**Input rows**.
══════

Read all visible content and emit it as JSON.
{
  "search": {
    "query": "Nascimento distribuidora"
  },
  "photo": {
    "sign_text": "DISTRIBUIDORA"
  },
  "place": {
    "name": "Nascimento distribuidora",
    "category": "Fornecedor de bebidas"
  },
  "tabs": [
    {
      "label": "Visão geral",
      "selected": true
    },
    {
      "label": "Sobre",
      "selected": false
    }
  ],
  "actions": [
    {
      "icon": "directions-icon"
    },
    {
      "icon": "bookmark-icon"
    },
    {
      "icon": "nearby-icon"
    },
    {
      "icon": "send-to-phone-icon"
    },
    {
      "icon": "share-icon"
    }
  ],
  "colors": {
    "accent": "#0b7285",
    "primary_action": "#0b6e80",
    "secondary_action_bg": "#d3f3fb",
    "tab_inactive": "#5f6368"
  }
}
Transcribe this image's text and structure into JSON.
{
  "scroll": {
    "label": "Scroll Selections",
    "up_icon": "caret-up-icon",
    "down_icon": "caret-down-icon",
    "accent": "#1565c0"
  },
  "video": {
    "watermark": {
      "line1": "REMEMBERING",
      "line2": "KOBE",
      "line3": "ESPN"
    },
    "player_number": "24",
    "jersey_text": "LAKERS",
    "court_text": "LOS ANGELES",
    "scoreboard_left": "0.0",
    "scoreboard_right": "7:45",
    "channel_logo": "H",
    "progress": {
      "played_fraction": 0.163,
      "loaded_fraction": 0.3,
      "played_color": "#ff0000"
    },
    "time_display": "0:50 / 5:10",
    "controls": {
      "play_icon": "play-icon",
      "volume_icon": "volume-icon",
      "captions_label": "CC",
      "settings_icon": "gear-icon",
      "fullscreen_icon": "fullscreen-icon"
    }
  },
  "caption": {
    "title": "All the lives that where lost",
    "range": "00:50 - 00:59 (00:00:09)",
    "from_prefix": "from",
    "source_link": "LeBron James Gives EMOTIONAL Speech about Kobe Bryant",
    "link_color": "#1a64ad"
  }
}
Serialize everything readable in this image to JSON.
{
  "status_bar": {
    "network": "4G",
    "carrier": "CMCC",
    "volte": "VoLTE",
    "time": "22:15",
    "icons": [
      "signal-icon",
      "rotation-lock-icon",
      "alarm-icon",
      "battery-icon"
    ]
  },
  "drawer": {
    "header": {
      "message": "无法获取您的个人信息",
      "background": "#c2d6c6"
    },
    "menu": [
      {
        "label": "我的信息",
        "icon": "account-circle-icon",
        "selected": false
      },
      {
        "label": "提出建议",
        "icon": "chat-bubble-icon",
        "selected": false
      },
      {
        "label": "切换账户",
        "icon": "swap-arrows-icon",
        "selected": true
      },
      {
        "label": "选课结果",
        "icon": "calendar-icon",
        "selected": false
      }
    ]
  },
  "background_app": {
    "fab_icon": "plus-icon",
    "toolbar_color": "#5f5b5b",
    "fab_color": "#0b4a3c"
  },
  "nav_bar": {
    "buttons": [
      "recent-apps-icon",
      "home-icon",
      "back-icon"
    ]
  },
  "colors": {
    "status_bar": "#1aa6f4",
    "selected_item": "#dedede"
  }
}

══════

**Work to complete**. Return every record above exactly as it appears.

**The reply**.
Read all visible content and emit it as JSON.
{
  "search": {
    "query": "Nascimento distribuidora"
  },
  "photo": {
    "sign_text": "DISTRIBUIDORA"
  },
  "place": {
    "name": "Nascimento distribuidora",
    "category": "Fornecedor de bebidas"
  },
  "tabs": [
    {
      "label": "Visão geral",
      "selected": true
    },
    {
      "label": "Sobre",
      "selected": false
    }
  ],
  "actions": [
    {
      "icon": "directions-icon"
    },
    {
      "icon": "bookmark-icon"
    },
    {
      "icon": "nearby-icon"
    },
    {
      "icon": "send-to-phone-icon"
    },
    {
      "icon": "share-icon"
    }
  ],
  "colors": {
    "accent": "#0b7285",
    "primary_action": "#0b6e80",
    "secondary_action_bg": "#d3f3fb",
    "tab_inactive": "#5f6368"
  }
}
Transcribe this image's text and structure into JSON.
{
  "scroll": {
    "label": "Scroll Selections",
    "up_icon": "caret-up-icon",
    "down_icon": "caret-down-icon",
    "accent": "#1565c0"
  },
  "video": {
    "watermark": {
      "line1": "REMEMBERING",
      "line2": "KOBE",
      "line3": "ESPN"
    },
    "player_number": "24",
    "jersey_text": "LAKERS",
    "court_text": "LOS ANGELES",
    "scoreboard_left": "0.0",
    "scoreboard_right": "7:45",
    "channel_logo": "H",
    "progress": {
      "played_fraction": 0.163,
      "loaded_fraction": 0.3,
      "played_color": "#ff0000"
    },
    "time_display": "0:50 / 5:10",
    "controls": {
      "play_icon": "play-icon",
      "volume_icon": "volume-icon",
      "captions_label": "CC",
      "settings_icon": "gear-icon",
      "fullscreen_icon": "fullscreen-icon"
    }
  },
  "caption": {
    "title": "All the lives that where lost",
    "range": "00:50 - 00:59 (00:00:09)",
    "from_prefix": "from",
    "source_link": "LeBron James Gives EMOTIONAL Speech about Kobe Bryant",
    "link_color": "#1a64ad"
  }
}
Serialize everything readable in this image to JSON.
{
  "status_bar": {
    "network": "4G",
    "carrier": "CMCC",
    "volte": "VoLTE",
    "time": "22:15",
    "icons": [
      "signal-icon",
      "rotation-lock-icon",
      "alarm-icon",
      "battery-icon"
    ]
  },
  "drawer": {
    "header": {
      "message": "无法获取您的个人信息",
      "background": "#c2d6c6"
    },
    "menu": [
      {
        "label": "我的信息",
        "icon": "account-circle-icon",
        "selected": false
      },
      {
        "label": "提出建议",
        "icon": "chat-bubble-icon",
        "selected": false
      },
      {
        "label": "切换账户",
        "icon": "swap-arrows-icon",
        "selected": true
      },
      {
        "label": "选课结果",
        "icon": "calendar-icon",
        "selected": false
      }
    ]
  },
  "background_app": {
    "fab_icon": "plus-icon",
    "toolbar_color": "#5f5b5b",
    "fab_color": "#0b4a3c"
  },
  "nav_bar": {
    "buttons": [
      "recent-apps-icon",
      "home-icon",
      "back-icon"
    ]
  },
  "colors": {
    "status_bar": "#1aa6f4",
    "selected_item": "#dedede"
  }
}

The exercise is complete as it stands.